**Given request:**
Repeat the listing exactly as given, omitting every image.

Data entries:
..........
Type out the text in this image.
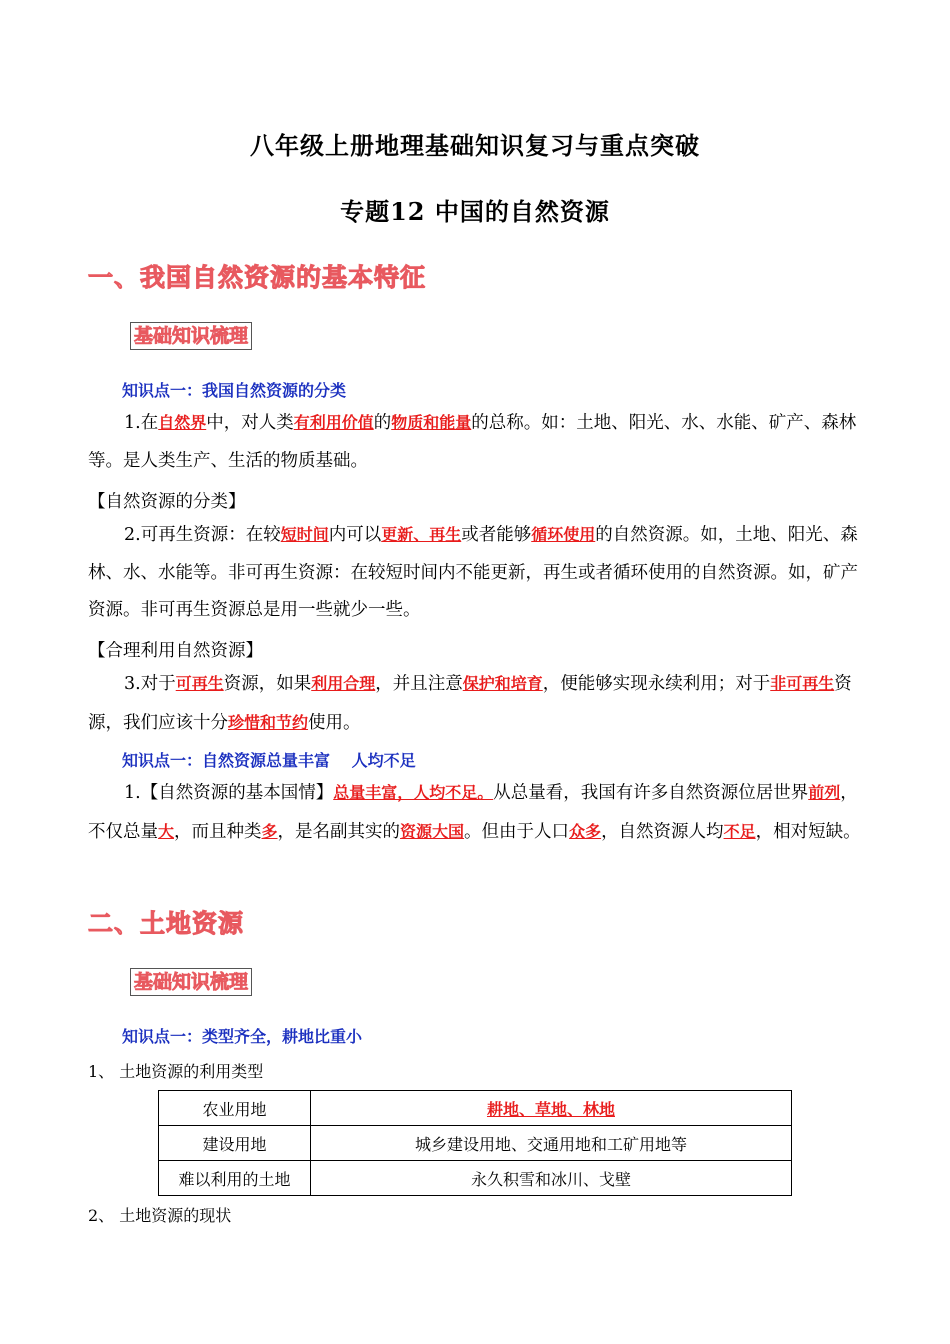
八年级上册地理基础知识复习与重点突破
专题12 中国的自然资源
一、我国自然资源的基本特征
基础知识梳理
知识点一：我国自然资源的分类
1.在自然界中，对人类有利用价值的物质和能量的总称。如：土地、阳光、水、水能、矿产、森林等。是人类生产、生活的物质基础。
【自然资源的分类】
2.可再生资源：在较短时间内可以更新、再生或者能够循环使用的自然资源。如，土地、阳光、森林、水、水能等。非可再生资源：在较短时间内不能更新，再生或者循环使用的自然资源。如，矿产资源。非可再生资源总是用一些就少一些。
【合理利用自然资源】
3.对于可再生资源，如果利用合理，并且注意保护和培育，便能够实现永续利用；对于非可再生资源，我们应该十分珍惜和节约使用。
知识点一：自然资源总量丰富　 人均不足
1.【自然资源的基本国情】总量丰富，人均不足。从总量看，我国有许多自然资源位居世界前列，不仅总量大，而且种类多，是名副其实的资源大国。但由于人口众多，自然资源人均不足，相对短缺。
二、土地资源
基础知识梳理
知识点一：类型齐全，耕地比重小
1、 土地资源的利用类型
农业用地	耕地、草地、林地
建设用地	城乡建设用地、交通用地和工矿用地等
难以利用的土地	永久积雪和冰川、戈壁
2、 土地资源的现状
..........
**Finished exercise:**
Type out the text in this image.
八年级上册地理基础知识复习与重点突破
专题12 中国的自然资源
一、我国自然资源的基本特征
基础知识梳理
知识点一：我国自然资源的分类
1.在自然界中，对人类有利用价值的物质和能量的总称。如：土地、阳光、水、水能、矿产、森林等。是人类生产、生活的物质基础。
【自然资源的分类】
2.可再生资源：在较短时间内可以更新、再生或者能够循环使用的自然资源。如，土地、阳光、森林、水、水能等。非可再生资源：在较短时间内不能更新，再生或者循环使用的自然资源。如，矿产资源。非可再生资源总是用一些就少一些。
【合理利用自然资源】
3.对于可再生资源，如果利用合理，并且注意保护和培育，便能够实现永续利用；对于非可再生资源，我们应该十分珍惜和节约使用。
知识点一：自然资源总量丰富　 人均不足
1.【自然资源的基本国情】总量丰富，人均不足。从总量看，我国有许多自然资源位居世界前列，不仅总量大，而且种类多，是名副其实的资源大国。但由于人口众多，自然资源人均不足，相对短缺。
二、土地资源
基础知识梳理
知识点一：类型齐全，耕地比重小
1、 土地资源的利用类型
农业用地	耕地、草地、林地
建设用地	城乡建设用地、交通用地和工矿用地等
难以利用的土地	永久积雪和冰川、戈壁
2、 土地资源的现状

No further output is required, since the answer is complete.